◆ What you should do ◆
Repeat, exactly and completely, the entries shown underneath.

◆ Part of a data file ◆
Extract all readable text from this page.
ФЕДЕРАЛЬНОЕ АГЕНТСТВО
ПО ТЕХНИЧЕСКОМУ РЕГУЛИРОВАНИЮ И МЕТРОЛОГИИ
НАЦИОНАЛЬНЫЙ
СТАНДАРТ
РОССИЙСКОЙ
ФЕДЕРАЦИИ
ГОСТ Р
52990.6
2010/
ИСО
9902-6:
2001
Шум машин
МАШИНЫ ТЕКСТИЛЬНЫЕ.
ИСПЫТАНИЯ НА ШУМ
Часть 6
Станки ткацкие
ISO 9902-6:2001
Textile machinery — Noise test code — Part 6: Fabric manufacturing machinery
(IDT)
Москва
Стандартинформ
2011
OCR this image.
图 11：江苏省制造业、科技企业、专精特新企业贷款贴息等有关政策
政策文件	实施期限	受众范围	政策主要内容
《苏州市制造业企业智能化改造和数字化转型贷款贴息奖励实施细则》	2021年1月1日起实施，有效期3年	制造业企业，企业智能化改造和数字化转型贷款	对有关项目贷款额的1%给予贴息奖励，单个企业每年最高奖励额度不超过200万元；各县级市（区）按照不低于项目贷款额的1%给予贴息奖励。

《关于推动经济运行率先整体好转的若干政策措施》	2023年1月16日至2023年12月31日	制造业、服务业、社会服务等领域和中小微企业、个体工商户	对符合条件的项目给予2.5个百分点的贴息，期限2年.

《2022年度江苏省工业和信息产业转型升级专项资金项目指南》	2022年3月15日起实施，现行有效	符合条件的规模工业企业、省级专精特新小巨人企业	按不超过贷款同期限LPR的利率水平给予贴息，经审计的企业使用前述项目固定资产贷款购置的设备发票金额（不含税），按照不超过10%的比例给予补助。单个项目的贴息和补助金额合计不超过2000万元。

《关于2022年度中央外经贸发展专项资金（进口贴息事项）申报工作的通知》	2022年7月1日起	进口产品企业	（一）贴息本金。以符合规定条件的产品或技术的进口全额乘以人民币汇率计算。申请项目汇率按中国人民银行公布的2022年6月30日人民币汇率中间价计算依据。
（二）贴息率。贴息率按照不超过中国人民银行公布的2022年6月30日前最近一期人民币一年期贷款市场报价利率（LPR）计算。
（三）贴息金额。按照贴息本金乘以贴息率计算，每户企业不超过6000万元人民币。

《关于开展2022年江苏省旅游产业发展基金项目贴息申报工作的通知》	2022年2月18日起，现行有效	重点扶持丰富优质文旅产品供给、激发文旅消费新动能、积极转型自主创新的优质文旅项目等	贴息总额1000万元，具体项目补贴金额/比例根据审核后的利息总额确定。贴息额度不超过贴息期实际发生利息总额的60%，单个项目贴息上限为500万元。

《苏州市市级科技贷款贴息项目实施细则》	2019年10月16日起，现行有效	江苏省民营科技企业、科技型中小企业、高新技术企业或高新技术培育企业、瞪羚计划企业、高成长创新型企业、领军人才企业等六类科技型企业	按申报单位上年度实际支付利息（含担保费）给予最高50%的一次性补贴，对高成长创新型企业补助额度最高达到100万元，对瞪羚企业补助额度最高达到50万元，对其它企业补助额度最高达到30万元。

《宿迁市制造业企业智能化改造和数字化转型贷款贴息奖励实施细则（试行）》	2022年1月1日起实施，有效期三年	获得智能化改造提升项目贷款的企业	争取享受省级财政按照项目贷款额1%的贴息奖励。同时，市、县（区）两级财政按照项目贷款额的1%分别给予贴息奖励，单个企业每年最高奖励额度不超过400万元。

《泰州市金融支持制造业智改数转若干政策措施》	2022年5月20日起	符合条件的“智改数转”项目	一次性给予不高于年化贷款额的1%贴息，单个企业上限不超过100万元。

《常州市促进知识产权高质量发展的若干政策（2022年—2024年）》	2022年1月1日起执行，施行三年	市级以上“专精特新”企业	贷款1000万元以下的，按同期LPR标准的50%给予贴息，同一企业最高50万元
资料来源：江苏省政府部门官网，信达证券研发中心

◆ Solution for this exercise ◆
Extract all readable text from this page.
ФЕДЕРАЛЬНОЕ АГЕНТСТВО
ПО ТЕХНИЧЕСКОМУ РЕГУЛИРОВАНИЮ И МЕТРОЛОГИИ
НАЦИОНАЛЬНЫЙ
СТАНДАРТ
РОССИЙСКОЙ
ФЕДЕРАЦИИ
ГОСТ Р
52990.6
2010/
ИСО
9902-6:
2001
Шум машин
МАШИНЫ ТЕКСТИЛЬНЫЕ.
ИСПЫТАНИЯ НА ШУМ
Часть 6
Станки ткацкие
ISO 9902-6:2001
Textile machinery — Noise test code — Part 6: Fabric manufacturing machinery
(IDT)
Москва
Стандартинформ
2011
OCR this image.
图 11：江苏省制造业、科技企业、专精特新企业贷款贴息等有关政策
政策文件	实施期限	受众范围	政策主要内容
《苏州市制造业企业智能化改造和数字化转型贷款贴息奖励实施细则》	2021年1月1日起实施，有效期3年	制造业企业，企业智能化改造和数字化转型贷款	对有关项目贷款额的1%给予贴息奖励，单个企业每年最高奖励额度不超过200万元；各县级市（区）按照不低于项目贷款额的1%给予贴息奖励。

《关于推动经济运行率先整体好转的若干政策措施》	2023年1月16日至2023年12月31日	制造业、服务业、社会服务等领域和中小微企业、个体工商户	对符合条件的项目给予2.5个百分点的贴息，期限2年.

《2022年度江苏省工业和信息产业转型升级专项资金项目指南》	2022年3月15日起实施，现行有效	符合条件的规模工业企业、省级专精特新小巨人企业	按不超过贷款同期限LPR的利率水平给予贴息，经审计的企业使用前述项目固定资产贷款购置的设备发票金额（不含税），按照不超过10%的比例给予补助。单个项目的贴息和补助金额合计不超过2000万元。

《关于2022年度中央外经贸发展专项资金（进口贴息事项）申报工作的通知》	2022年7月1日起	进口产品企业	（一）贴息本金。以符合规定条件的产品或技术的进口全额乘以人民币汇率计算。申请项目汇率按中国人民银行公布的2022年6月30日人民币汇率中间价计算依据。
（二）贴息率。贴息率按照不超过中国人民银行公布的2022年6月30日前最近一期人民币一年期贷款市场报价利率（LPR）计算。
（三）贴息金额。按照贴息本金乘以贴息率计算，每户企业不超过6000万元人民币。

《关于开展2022年江苏省旅游产业发展基金项目贴息申报工作的通知》	2022年2月18日起，现行有效	重点扶持丰富优质文旅产品供给、激发文旅消费新动能、积极转型自主创新的优质文旅项目等	贴息总额1000万元，具体项目补贴金额/比例根据审核后的利息总额确定。贴息额度不超过贴息期实际发生利息总额的60%，单个项目贴息上限为500万元。

《苏州市市级科技贷款贴息项目实施细则》	2019年10月16日起，现行有效	江苏省民营科技企业、科技型中小企业、高新技术企业或高新技术培育企业、瞪羚计划企业、高成长创新型企业、领军人才企业等六类科技型企业	按申报单位上年度实际支付利息（含担保费）给予最高50%的一次性补贴，对高成长创新型企业补助额度最高达到100万元，对瞪羚企业补助额度最高达到50万元，对其它企业补助额度最高达到30万元。

《宿迁市制造业企业智能化改造和数字化转型贷款贴息奖励实施细则（试行）》	2022年1月1日起实施，有效期三年	获得智能化改造提升项目贷款的企业	争取享受省级财政按照项目贷款额1%的贴息奖励。同时，市、县（区）两级财政按照项目贷款额的1%分别给予贴息奖励，单个企业每年最高奖励额度不超过400万元。

《泰州市金融支持制造业智改数转若干政策措施》	2022年5月20日起	符合条件的“智改数转”项目	一次性给予不高于年化贷款额的1%贴息，单个企业上限不超过100万元。

《常州市促进知识产权高质量发展的若干政策（2022年—2024年）》	2022年1月1日起执行，施行三年	市级以上“专精特新”企业	贷款1000万元以下的，按同期LPR标准的50%给予贴息，同一企业最高50万元
资料来源：江苏省政府部门官网，信达证券研发中心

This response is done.